## JOB
Give only the count of lines containing "Loss".

------ PROVIDED RECORDS ------

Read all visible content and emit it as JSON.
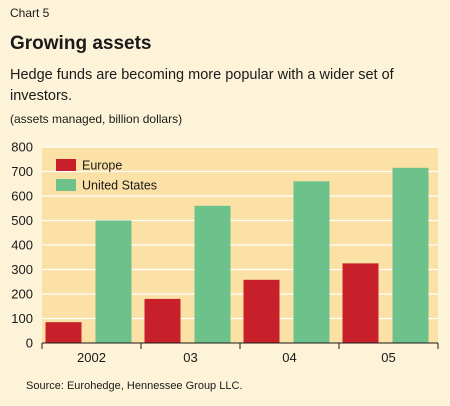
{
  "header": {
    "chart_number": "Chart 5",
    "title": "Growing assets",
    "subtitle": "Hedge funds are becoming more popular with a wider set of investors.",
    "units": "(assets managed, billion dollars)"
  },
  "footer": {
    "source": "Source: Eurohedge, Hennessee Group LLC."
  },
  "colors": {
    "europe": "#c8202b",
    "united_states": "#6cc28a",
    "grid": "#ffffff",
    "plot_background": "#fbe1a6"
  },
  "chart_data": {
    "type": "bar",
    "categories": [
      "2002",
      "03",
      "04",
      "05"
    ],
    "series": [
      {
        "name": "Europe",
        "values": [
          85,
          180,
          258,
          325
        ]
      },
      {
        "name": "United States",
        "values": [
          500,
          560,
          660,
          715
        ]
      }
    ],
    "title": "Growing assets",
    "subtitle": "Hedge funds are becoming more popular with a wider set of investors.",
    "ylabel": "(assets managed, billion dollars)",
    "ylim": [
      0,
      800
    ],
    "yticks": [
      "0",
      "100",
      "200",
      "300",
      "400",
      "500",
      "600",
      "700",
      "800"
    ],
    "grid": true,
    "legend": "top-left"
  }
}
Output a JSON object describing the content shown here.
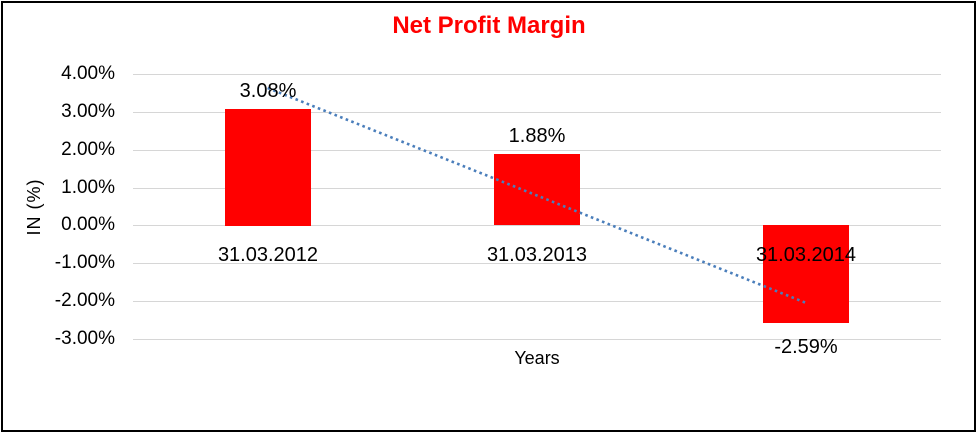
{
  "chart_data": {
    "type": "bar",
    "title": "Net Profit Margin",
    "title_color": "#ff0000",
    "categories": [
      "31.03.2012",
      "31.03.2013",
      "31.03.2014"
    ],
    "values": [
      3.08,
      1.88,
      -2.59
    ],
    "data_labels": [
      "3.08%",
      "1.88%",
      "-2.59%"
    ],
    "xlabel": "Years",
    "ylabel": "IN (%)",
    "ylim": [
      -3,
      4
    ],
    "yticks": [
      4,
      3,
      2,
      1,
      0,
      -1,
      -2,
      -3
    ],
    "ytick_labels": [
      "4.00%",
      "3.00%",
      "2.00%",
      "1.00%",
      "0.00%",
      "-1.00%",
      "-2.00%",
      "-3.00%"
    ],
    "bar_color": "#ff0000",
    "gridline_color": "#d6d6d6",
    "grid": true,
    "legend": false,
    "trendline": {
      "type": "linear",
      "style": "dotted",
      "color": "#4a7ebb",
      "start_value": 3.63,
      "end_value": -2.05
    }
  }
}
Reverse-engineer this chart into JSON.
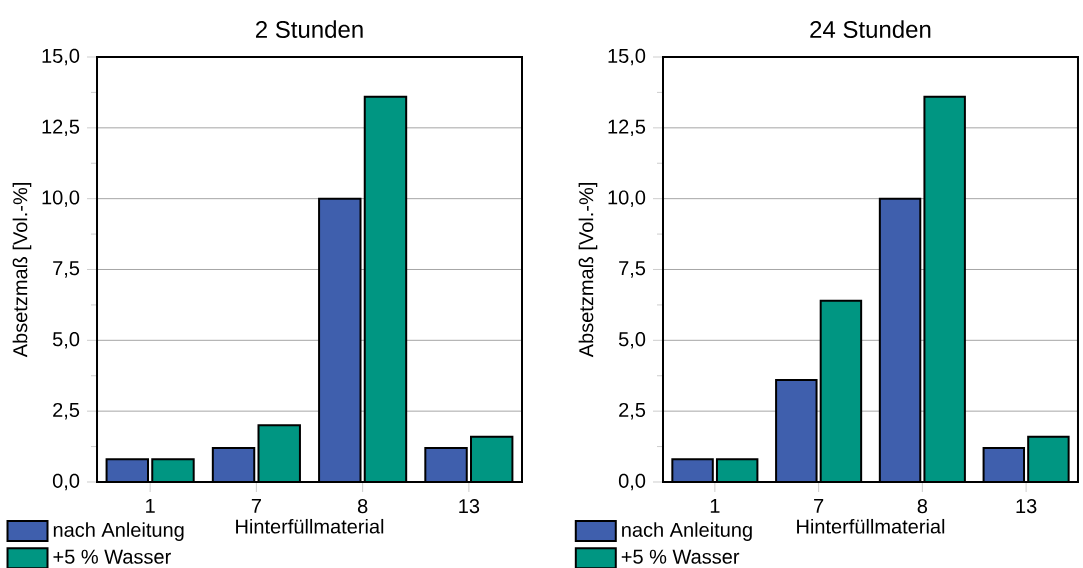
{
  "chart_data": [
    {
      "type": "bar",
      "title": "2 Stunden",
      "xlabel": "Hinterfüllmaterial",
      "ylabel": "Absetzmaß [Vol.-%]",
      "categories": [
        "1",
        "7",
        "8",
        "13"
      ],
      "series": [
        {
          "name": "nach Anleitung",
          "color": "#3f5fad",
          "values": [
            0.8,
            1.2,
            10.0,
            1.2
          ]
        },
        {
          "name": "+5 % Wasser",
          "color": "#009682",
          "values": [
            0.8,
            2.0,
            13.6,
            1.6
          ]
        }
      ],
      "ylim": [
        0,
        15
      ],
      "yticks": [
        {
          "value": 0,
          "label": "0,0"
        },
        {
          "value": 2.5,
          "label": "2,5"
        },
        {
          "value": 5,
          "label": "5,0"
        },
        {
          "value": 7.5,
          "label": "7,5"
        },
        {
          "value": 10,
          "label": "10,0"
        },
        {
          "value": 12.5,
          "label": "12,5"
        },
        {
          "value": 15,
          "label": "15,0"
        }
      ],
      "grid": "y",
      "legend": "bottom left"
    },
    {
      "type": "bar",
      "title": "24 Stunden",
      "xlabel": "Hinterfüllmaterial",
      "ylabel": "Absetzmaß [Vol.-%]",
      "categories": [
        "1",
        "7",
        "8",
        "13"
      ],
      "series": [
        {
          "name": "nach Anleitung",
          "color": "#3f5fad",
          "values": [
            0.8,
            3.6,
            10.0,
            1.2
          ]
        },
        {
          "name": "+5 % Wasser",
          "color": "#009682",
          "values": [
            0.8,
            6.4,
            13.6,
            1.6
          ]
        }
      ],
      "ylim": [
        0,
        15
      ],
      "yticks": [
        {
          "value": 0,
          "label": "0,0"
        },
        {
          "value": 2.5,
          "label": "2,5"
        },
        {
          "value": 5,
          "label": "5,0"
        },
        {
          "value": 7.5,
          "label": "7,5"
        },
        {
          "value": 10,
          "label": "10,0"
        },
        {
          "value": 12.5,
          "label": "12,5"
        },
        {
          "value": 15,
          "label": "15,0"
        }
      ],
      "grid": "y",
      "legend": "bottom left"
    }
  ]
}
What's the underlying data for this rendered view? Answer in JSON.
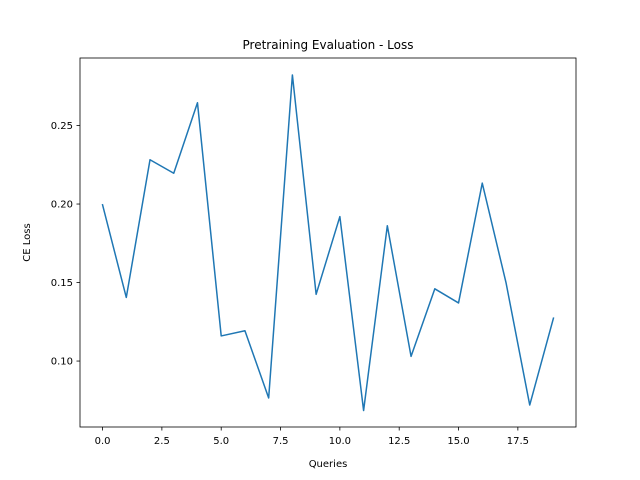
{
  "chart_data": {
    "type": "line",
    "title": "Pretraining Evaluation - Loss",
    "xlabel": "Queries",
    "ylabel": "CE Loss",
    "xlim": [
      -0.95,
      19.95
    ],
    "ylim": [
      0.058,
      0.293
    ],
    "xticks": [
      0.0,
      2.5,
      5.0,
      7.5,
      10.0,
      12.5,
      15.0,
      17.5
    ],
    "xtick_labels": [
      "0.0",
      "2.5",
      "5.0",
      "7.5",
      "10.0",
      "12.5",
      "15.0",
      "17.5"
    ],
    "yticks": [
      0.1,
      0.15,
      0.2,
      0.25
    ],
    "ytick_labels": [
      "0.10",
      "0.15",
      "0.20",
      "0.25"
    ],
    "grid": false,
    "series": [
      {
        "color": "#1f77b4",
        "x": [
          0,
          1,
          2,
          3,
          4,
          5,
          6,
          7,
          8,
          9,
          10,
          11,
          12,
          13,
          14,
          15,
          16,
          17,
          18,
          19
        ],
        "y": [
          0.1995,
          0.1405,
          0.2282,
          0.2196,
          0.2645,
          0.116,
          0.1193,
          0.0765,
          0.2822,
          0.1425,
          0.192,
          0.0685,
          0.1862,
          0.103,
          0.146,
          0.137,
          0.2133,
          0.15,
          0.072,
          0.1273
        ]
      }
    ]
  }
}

------

## TASK OUTPUT
2